▼
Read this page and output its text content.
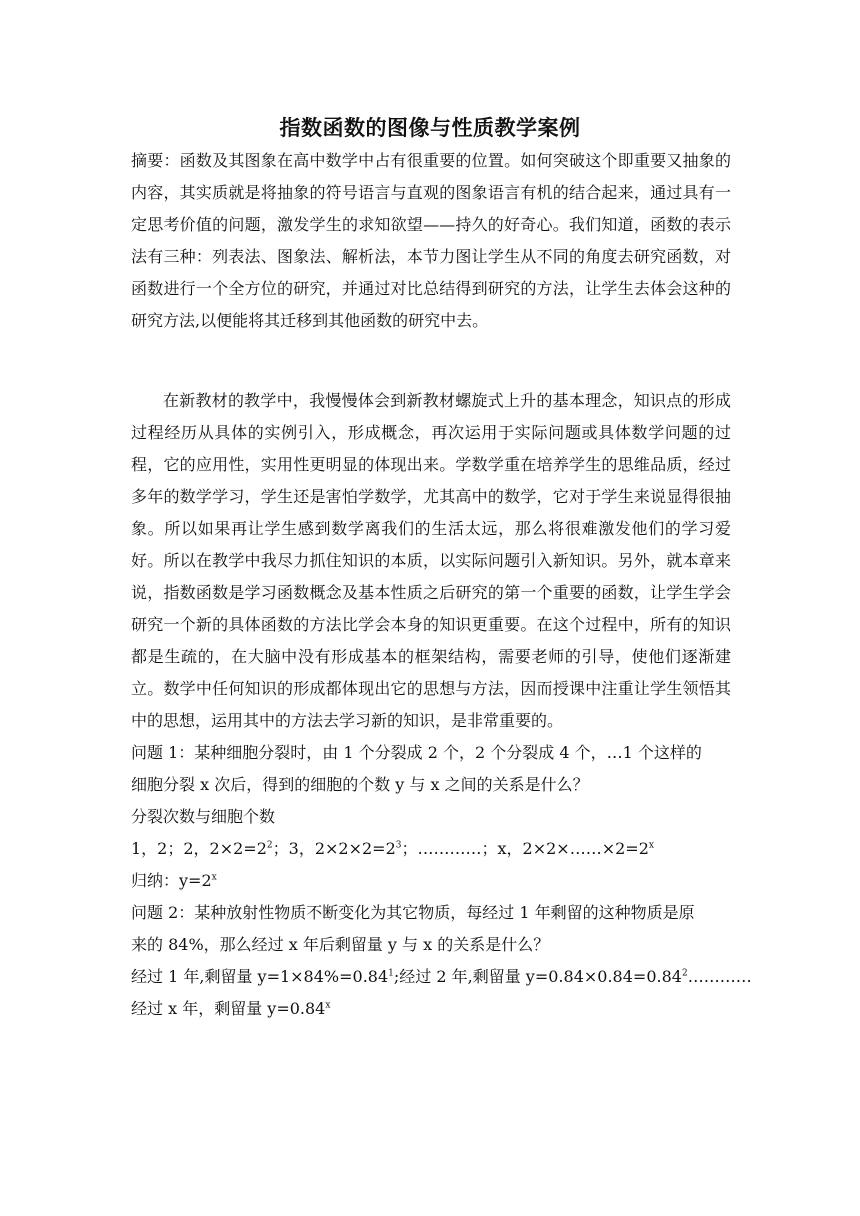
指数函数的图像与性质教学案例
摘要：函数及其图象在高中数学中占有很重要的位置。如何突破这个即重要又抽象的内容，其实质就是将抽象的符号语言与直观的图象语言有机的结合起来，通过具有一定思考价值的问题，激发学生的求知欲望——持久的好奇心。我们知道，函数的表示法有三种：列表法、图象法、解析法，本节力图让学生从不同的角度去研究函数，对函数进行一个全方位的研究，并通过对比总结得到研究的方法，让学生去体会这种的研究方法,以便能将其迁移到其他函数的研究中去。
在新教材的教学中，我慢慢体会到新教材螺旋式上升的基本理念，知识点的形成过程经历从具体的实例引入，形成概念，再次运用于实际问题或具体数学问题的过程，它的应用性，实用性更明显的体现出来。学数学重在培养学生的思维品质，经过多年的数学学习，学生还是害怕学数学，尤其高中的数学，它对于学生来说显得很抽象。所以如果再让学生感到数学离我们的生活太远，那么将很难激发他们的学习爱好。所以在教学中我尽力抓住知识的本质，以实际问题引入新知识。另外，就本章来说，指数函数是学习函数概念及基本性质之后研究的第一个重要的函数，让学生学会研究一个新的具体函数的方法比学会本身的知识更重要。在这个过程中，所有的知识都是生疏的，在大脑中没有形成基本的框架结构，需要老师的引导，使他们逐渐建立。数学中任何知识的形成都体现出它的思想与方法，因而授课中注重让学生领悟其中的思想，运用其中的方法去学习新的知识，是非常重要的。
问题 1：某种细胞分裂时，由 1 个分裂成 2 个，2 个分裂成 4 个，…1 个这样的
细胞分裂 x 次后，得到的细胞的个数 y 与 x 之间的关系是什么？
分裂次数与细胞个数
1，2；2，$2\times 2=2^2$；3，$2\times 2\times 2=2^3$；…………；x，$2\times 2\times\dots\dots\times 2=2^x$
归纳：$y=2^x$
问题 2：某种放射性物质不断变化为其它物质，每经过 1 年剩留的这种物质是原
来的 84%，那么经过 x 年后剩留量 y 与 x 的关系是什么？
经过 1 年,剩留量 $y=1\times 84\%=0.84^1$;经过 2 年,剩留量 $y=0.84\times 0.84=0.84^2\dots\dots\dots\dots$
经过 x 年，剩留量 $y=0.84^x$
▲
◆ **Given exercise**:
All the material shown above is to be copied exactly, with no pictures carried over.

◆ **Result for this task**:
Read this page and output its text content.
指数函数的图像与性质教学案例
摘要：函数及其图象在高中数学中占有很重要的位置。如何突破这个即重要又抽象的内容，其实质就是将抽象的符号语言与直观的图象语言有机的结合起来，通过具有一定思考价值的问题，激发学生的求知欲望——持久的好奇心。我们知道，函数的表示法有三种：列表法、图象法、解析法，本节力图让学生从不同的角度去研究函数，对函数进行一个全方位的研究，并通过对比总结得到研究的方法，让学生去体会这种的研究方法,以便能将其迁移到其他函数的研究中去。
在新教材的教学中，我慢慢体会到新教材螺旋式上升的基本理念，知识点的形成过程经历从具体的实例引入，形成概念，再次运用于实际问题或具体数学问题的过程，它的应用性，实用性更明显的体现出来。学数学重在培养学生的思维品质，经过多年的数学学习，学生还是害怕学数学，尤其高中的数学，它对于学生来说显得很抽象。所以如果再让学生感到数学离我们的生活太远，那么将很难激发他们的学习爱好。所以在教学中我尽力抓住知识的本质，以实际问题引入新知识。另外，就本章来说，指数函数是学习函数概念及基本性质之后研究的第一个重要的函数，让学生学会研究一个新的具体函数的方法比学会本身的知识更重要。在这个过程中，所有的知识都是生疏的，在大脑中没有形成基本的框架结构，需要老师的引导，使他们逐渐建立。数学中任何知识的形成都体现出它的思想与方法，因而授课中注重让学生领悟其中的思想，运用其中的方法去学习新的知识，是非常重要的。
问题 1：某种细胞分裂时，由 1 个分裂成 2 个，2 个分裂成 4 个，…1 个这样的
细胞分裂 x 次后，得到的细胞的个数 y 与 x 之间的关系是什么？
分裂次数与细胞个数
1，2；2，$2\times 2=2^2$；3，$2\times 2\times 2=2^3$；…………；x，$2\times 2\times\dots\dots\times 2=2^x$
归纳：$y=2^x$
问题 2：某种放射性物质不断变化为其它物质，每经过 1 年剩留的这种物质是原
来的 84%，那么经过 x 年后剩留量 y 与 x 的关系是什么？
经过 1 年,剩留量 $y=1\times 84\%=0.84^1$;经过 2 年,剩留量 $y=0.84\times 0.84=0.84^2\dots\dots\dots\dots$
经过 x 年，剩留量 $y=0.84^x$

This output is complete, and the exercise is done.